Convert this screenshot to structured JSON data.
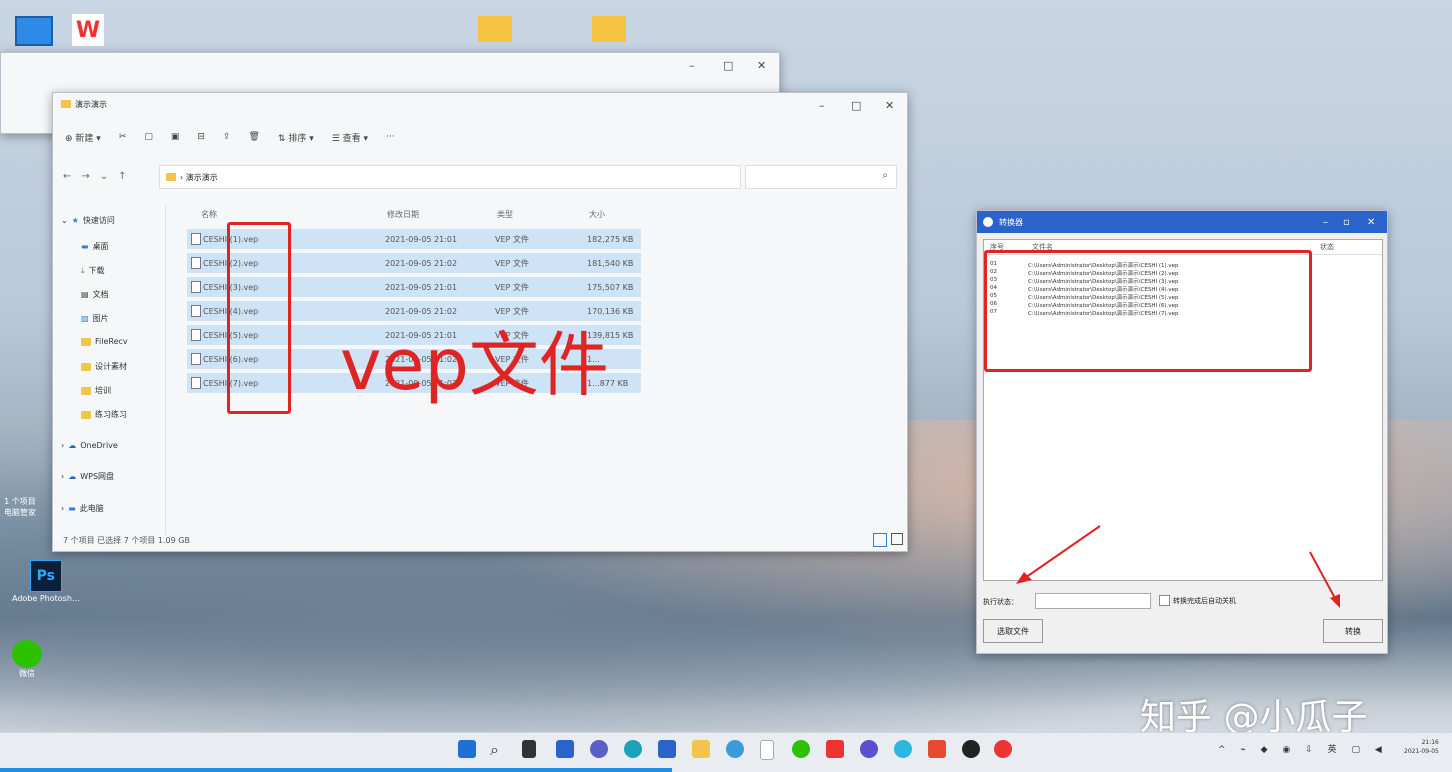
{
  "explorer": {
    "title": "演示演示",
    "toolbar": {
      "new": "新建",
      "sort": "排序",
      "view": "查看",
      "more": "···"
    },
    "address": "› 演示演示",
    "columns": [
      "名称",
      "修改日期",
      "类型",
      "大小"
    ],
    "files": [
      {
        "name": "CESHI (1).vep",
        "date": "2021-09-05 21:01",
        "type": "VEP 文件",
        "size": "182,275 KB"
      },
      {
        "name": "CESHI (2).vep",
        "date": "2021-09-05 21:02",
        "type": "VEP 文件",
        "size": "181,540 KB"
      },
      {
        "name": "CESHI (3).vep",
        "date": "2021-09-05 21:01",
        "type": "VEP 文件",
        "size": "175,507 KB"
      },
      {
        "name": "CESHI (4).vep",
        "date": "2021-09-05 21:02",
        "type": "VEP 文件",
        "size": "170,136 KB"
      },
      {
        "name": "CESHI (5).vep",
        "date": "2021-09-05 21:01",
        "type": "VEP 文件",
        "size": "139,815 KB"
      },
      {
        "name": "CESHI (6).vep",
        "date": "2021-09-05 21:02",
        "type": "VEP 文件",
        "size": "1..."
      },
      {
        "name": "CESHI (7).vep",
        "date": "2021-09-05 21:02",
        "type": "VEP 文件",
        "size": "1...877 KB"
      }
    ],
    "sidebar": [
      "快速访问",
      "桌面",
      "下载",
      "文档",
      "图片",
      "FileRecv",
      "设计素材",
      "培训",
      "练习练习",
      "OneDrive",
      "WPS网盘",
      "此电脑"
    ],
    "status": "7 个项目   已选择 7 个项目  1.09 GB"
  },
  "annotation": "vep文件",
  "converter": {
    "title": "转换器",
    "columns": [
      "序号",
      "文件名",
      "状态"
    ],
    "rows": [
      {
        "no": "01",
        "path": "C:\\Users\\Administrator\\Desktop\\演示演示\\CESHI (1).vep"
      },
      {
        "no": "02",
        "path": "C:\\Users\\Administrator\\Desktop\\演示演示\\CESHI (2).vep"
      },
      {
        "no": "03",
        "path": "C:\\Users\\Administrator\\Desktop\\演示演示\\CESHI (3).vep"
      },
      {
        "no": "04",
        "path": "C:\\Users\\Administrator\\Desktop\\演示演示\\CESHI (4).vep"
      },
      {
        "no": "05",
        "path": "C:\\Users\\Administrator\\Desktop\\演示演示\\CESHI (5).vep"
      },
      {
        "no": "06",
        "path": "C:\\Users\\Administrator\\Desktop\\演示演示\\CESHI (6).vep"
      },
      {
        "no": "07",
        "path": "C:\\Users\\Administrator\\Desktop\\演示演示\\CESHI (7).vep"
      }
    ],
    "status_label": "执行状态：",
    "checkbox_label": "转换完成后自动关机",
    "select_button": "选取文件",
    "convert_button": "转换"
  },
  "desktop": {
    "ps_label": "Adobe Photosh...",
    "wechat_label": "微信",
    "pc_label": "电脑管家",
    "items_count": "1 个项目"
  },
  "watermark": "知乎 @小瓜子",
  "tray": {
    "time": "21:16",
    "date": "2021-09-05"
  }
}
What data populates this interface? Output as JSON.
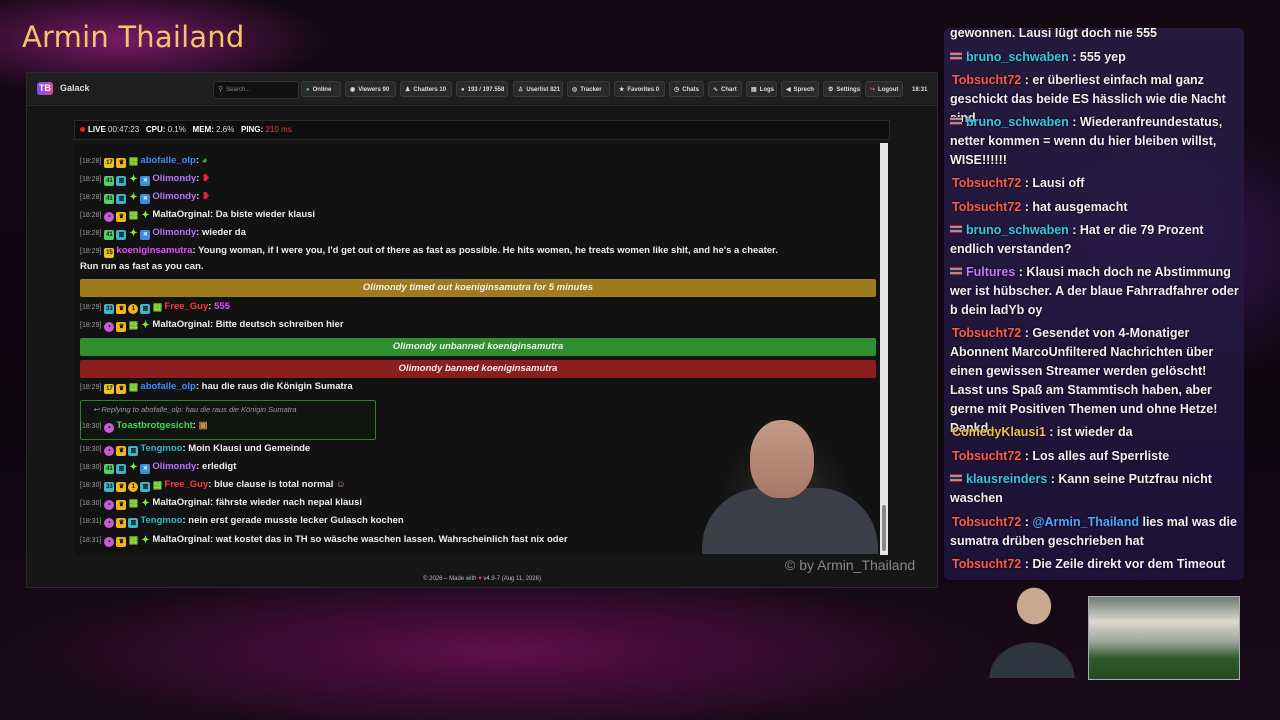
{
  "stream": {
    "title": "Armin_Thailand",
    "display_title": "Armin Thailand",
    "watermark": "© by Armin_Thailand"
  },
  "app": {
    "name": "Galack",
    "logo": "TB",
    "search_placeholder": "Search...",
    "toolbar": [
      {
        "icon": "online-dot-icon",
        "label": "Online"
      },
      {
        "icon": "eye-icon",
        "label": "Viewers",
        "count": "90"
      },
      {
        "icon": "users-icon",
        "label": "Chatters",
        "count": "10"
      },
      {
        "icon": "chat-bubble-icon",
        "label": "193 / 197.558"
      },
      {
        "icon": "user-icon",
        "label": "Userlist",
        "count": "821"
      },
      {
        "icon": "tracker-icon",
        "label": "Tracker"
      },
      {
        "icon": "star-icon",
        "label": "Favorites",
        "count": "0"
      },
      {
        "icon": "clock-icon",
        "label": "Chats"
      },
      {
        "icon": "chart-icon",
        "label": "Chart"
      },
      {
        "icon": "logs-icon",
        "label": "Logs"
      },
      {
        "icon": "speech-icon",
        "label": "Sprech"
      },
      {
        "icon": "gear-icon",
        "label": "Settings"
      },
      {
        "icon": "logout-icon",
        "label": "Logout"
      }
    ],
    "clock": "18:31",
    "status": {
      "live": "LIVE",
      "uptime": "00:47:23",
      "cpu_label": "CPU:",
      "cpu": "0.1%",
      "mem_label": "MEM:",
      "mem": "2.6%",
      "ping_label": "PING:",
      "ping": "210 ms"
    },
    "footer": {
      "prefix": "© 2026 – Made with",
      "suffix": "v4.9-7 (Aug 11, 2026)"
    },
    "messages": [
      {
        "time": "[18:28]",
        "user": "abofalle_olp",
        "text": ""
      },
      {
        "time": "[18:28]",
        "user": "Olimondy",
        "text": ""
      },
      {
        "time": "[18:28]",
        "user": "Olimondy",
        "text": ""
      },
      {
        "time": "[18:28]",
        "user": "MaltaOrginal",
        "text": "Da biste wieder klausi"
      },
      {
        "time": "[18:28]",
        "user": "Olimondy",
        "text": "wieder da"
      },
      {
        "time": "[18:29]",
        "user": "koeniginsamutra",
        "text": "Young woman, if I were you, I'd get out of there as fast as possible. He hits women, he treats women like shit, and he's a cheater.",
        "text2": "Run run as fast as you can."
      },
      {
        "time": "[18:29]",
        "user": "Free_Guy",
        "text": "555"
      },
      {
        "time": "[18:29]",
        "user": "MaltaOrginal",
        "text": "Bitte deutsch schreiben hier"
      },
      {
        "time": "[18:29]",
        "user": "abofalle_olp",
        "text": "hau die raus die Königin Sumatra"
      },
      {
        "time": "[18:30]",
        "user": "Toastbrotgesicht",
        "text": ""
      },
      {
        "time": "[18:30]",
        "user": "Tengmoo",
        "text": "Moin Klausi und Gemeinde"
      },
      {
        "time": "[18:30]",
        "user": "Olimondy",
        "text": "erledigt"
      },
      {
        "time": "[18:30]",
        "user": "Free_Guy",
        "text": "blue clause is total normal"
      },
      {
        "time": "[18:30]",
        "user": "MaltaOrginal",
        "text": "fährste wieder nach nepal klausi"
      },
      {
        "time": "[18:31]",
        "user": "Tengmoo",
        "text": "nein erst gerade musste lecker Gulasch kochen"
      },
      {
        "time": "[18:31]",
        "user": "MaltaOrginal",
        "text": "wat kostet das in TH so wäsche waschen lassen. Wahrscheinlich fast nix oder"
      }
    ],
    "system": {
      "timeout": "Olimondy timed out koeniginsamutra for 5 minutes",
      "unban": "Olimondy unbanned koeniginsamutra",
      "ban": "Olimondy banned koeniginsamutra"
    },
    "reply": {
      "text": "Replying to abofalle_olp: hau die raus die Königin Sumatra"
    },
    "colors": {
      "timeout": "#a07a1e",
      "unban": "#2f8f2f",
      "ban": "#8b1f1f"
    }
  },
  "sidechat": [
    {
      "user": "",
      "text": "gewonnen. Lausi lügt doch nie 555"
    },
    {
      "user": "bruno_schwaben",
      "text": "555 yep"
    },
    {
      "user": "Tobsucht72",
      "text": "er überliest einfach mal ganz geschickt das beide ES hässlich wie die Nacht sind"
    },
    {
      "user": "bruno_schwaben",
      "text": "Wiederanfreundestatus, netter kommen = wenn du hier bleiben willst, WISE!!!!!!"
    },
    {
      "user": "Tobsucht72",
      "text": "Lausi off"
    },
    {
      "user": "Tobsucht72",
      "text": "hat ausgemacht"
    },
    {
      "user": "bruno_schwaben",
      "text": "Hat er die 79 Prozent endlich verstanden?"
    },
    {
      "user": "Fultures",
      "text": "Klausi mach doch ne Abstimmung wer ist hübscher. A der blaue Fahrradfahrer oder b dein ladYb oy"
    },
    {
      "user": "Tobsucht72",
      "text": "Gesendet von 4-Monatiger Abonnent MarcoUnfiltered Nachrichten über einen gewissen Streamer werden gelöscht! Lasst uns Spaß am Stammtisch haben, aber gerne mit Positiven Themen und ohne Hetze! Dankd"
    },
    {
      "user": "ComedyKlausi1",
      "text": "ist wieder da"
    },
    {
      "user": "Tobsucht72",
      "text": "Los alles auf Sperrliste"
    },
    {
      "user": "klausreinders",
      "text": "Kann seine Putzfrau nicht waschen"
    },
    {
      "user": "Tobsucht72",
      "mention": "@Armin_Thailand",
      "text": "lies mal was die sumatra drüben geschrieben hat"
    },
    {
      "user": "Tobsucht72",
      "text": "Die Zeile direkt vor dem Timeout"
    }
  ]
}
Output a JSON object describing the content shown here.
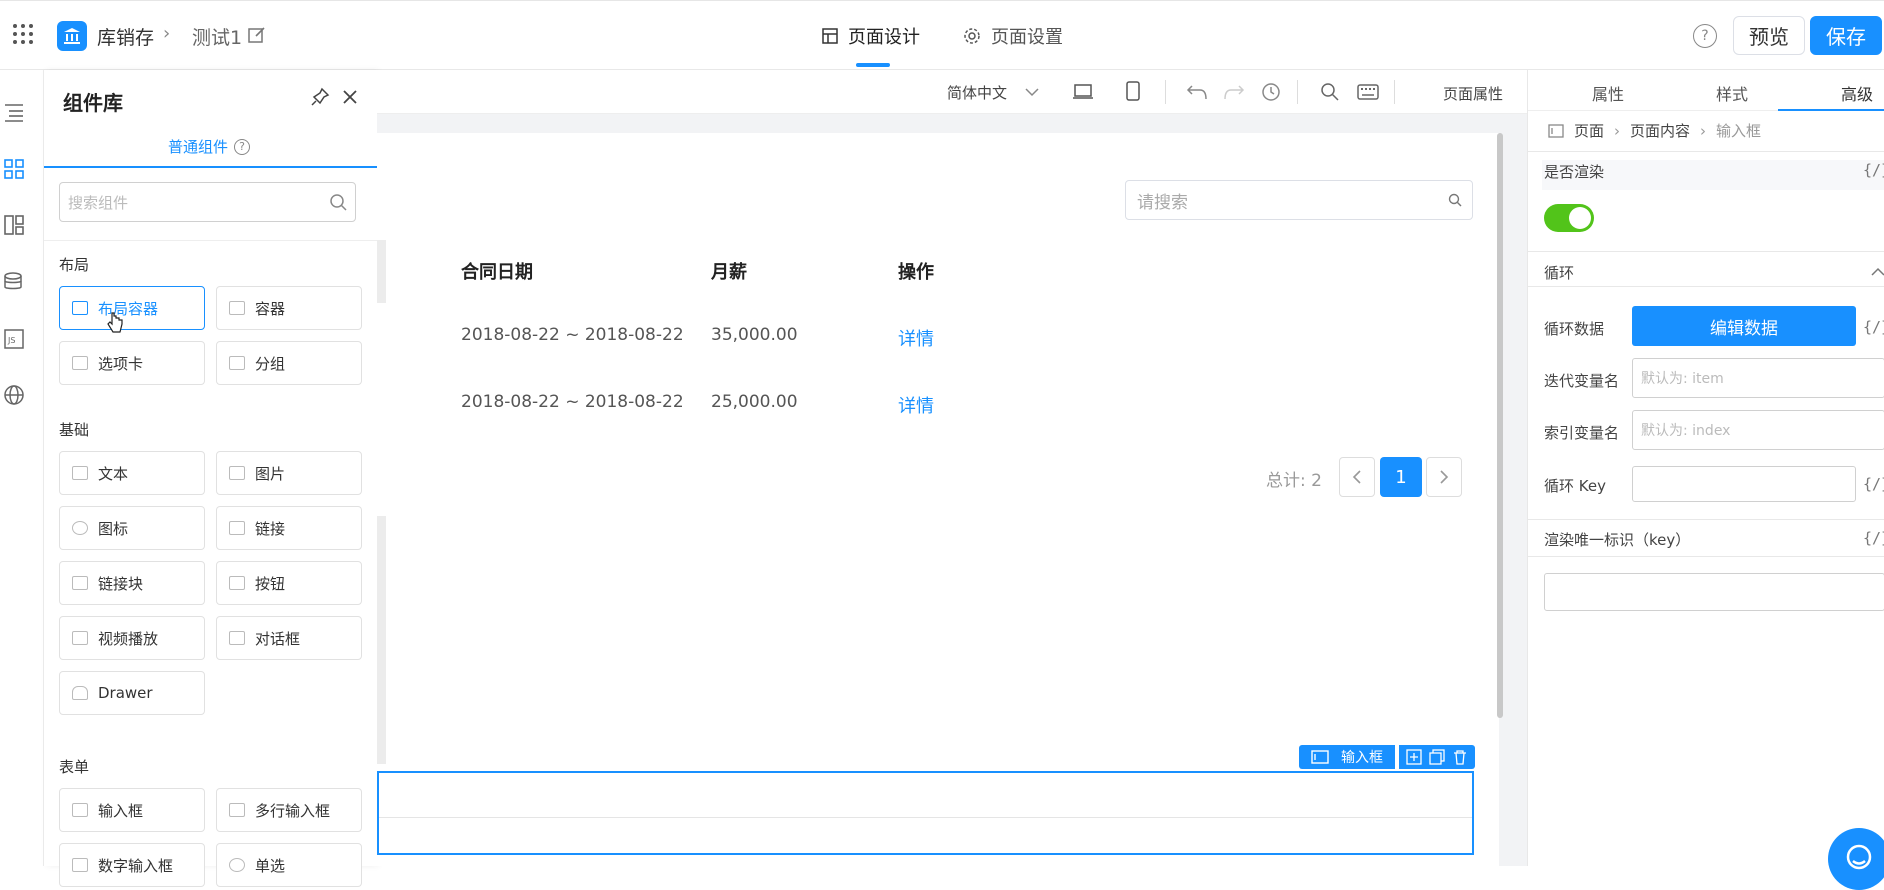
{
  "topbar": {
    "app_name": "库销存",
    "page_name": "测试1",
    "tabs": [
      {
        "label": "页面设计"
      },
      {
        "label": "页面设置"
      }
    ],
    "preview_label": "预览",
    "save_label": "保存",
    "help_glyph": "?"
  },
  "toolbar": {
    "language": "简体中文",
    "page_props_label": "页面属性"
  },
  "component_panel": {
    "title": "组件库",
    "tab_label": "普通组件",
    "search_placeholder": "搜索组件",
    "sections": [
      {
        "title": "布局",
        "items": [
          "布局容器",
          "容器",
          "选项卡",
          "分组"
        ]
      },
      {
        "title": "基础",
        "items": [
          "文本",
          "图片",
          "图标",
          "链接",
          "链接块",
          "按钮",
          "视频播放",
          "对话框",
          "Drawer"
        ]
      },
      {
        "title": "表单",
        "items": [
          "输入框",
          "多行输入框",
          "数字输入框",
          "单选"
        ]
      }
    ]
  },
  "canvas": {
    "search_placeholder": "请搜索",
    "table": {
      "columns": [
        "合同日期",
        "月薪",
        "操作"
      ],
      "rows": [
        {
          "date": "2018-08-22 ~ 2018-08-22",
          "salary": "35,000.00",
          "action": "详情"
        },
        {
          "date": "2018-08-22 ~ 2018-08-22",
          "salary": "25,000.00",
          "action": "详情"
        }
      ]
    },
    "pagination": {
      "total_label": "总计: 2",
      "current_page": "1"
    },
    "selected_component_label": "输入框"
  },
  "right_panel": {
    "tabs": [
      "属性",
      "样式",
      "高级"
    ],
    "active_tab": "高级",
    "breadcrumb": [
      "页面",
      "页面内容",
      "输入框"
    ],
    "render_label": "是否渲染",
    "render_enabled": true,
    "loop_section": "循环",
    "loop_data_label": "循环数据",
    "edit_data_button": "编辑数据",
    "iter_var_label": "迭代变量名",
    "iter_var_placeholder": "默认为: item",
    "index_var_label": "索引变量名",
    "index_var_placeholder": "默认为: index",
    "loop_key_label": "循环 Key",
    "unique_key_label": "渲染唯一标识（key）",
    "fx_label": "{/}"
  },
  "colors": {
    "accent": "#1890ff",
    "toggle": "#52c41a"
  }
}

» TASK INSTRUCTIONS
Gather each line of the listing that holds the string "this".

» CORRECT ANSWER
Convert this screenshot to structured JSON data.
What data populates this interface? Output as JSON.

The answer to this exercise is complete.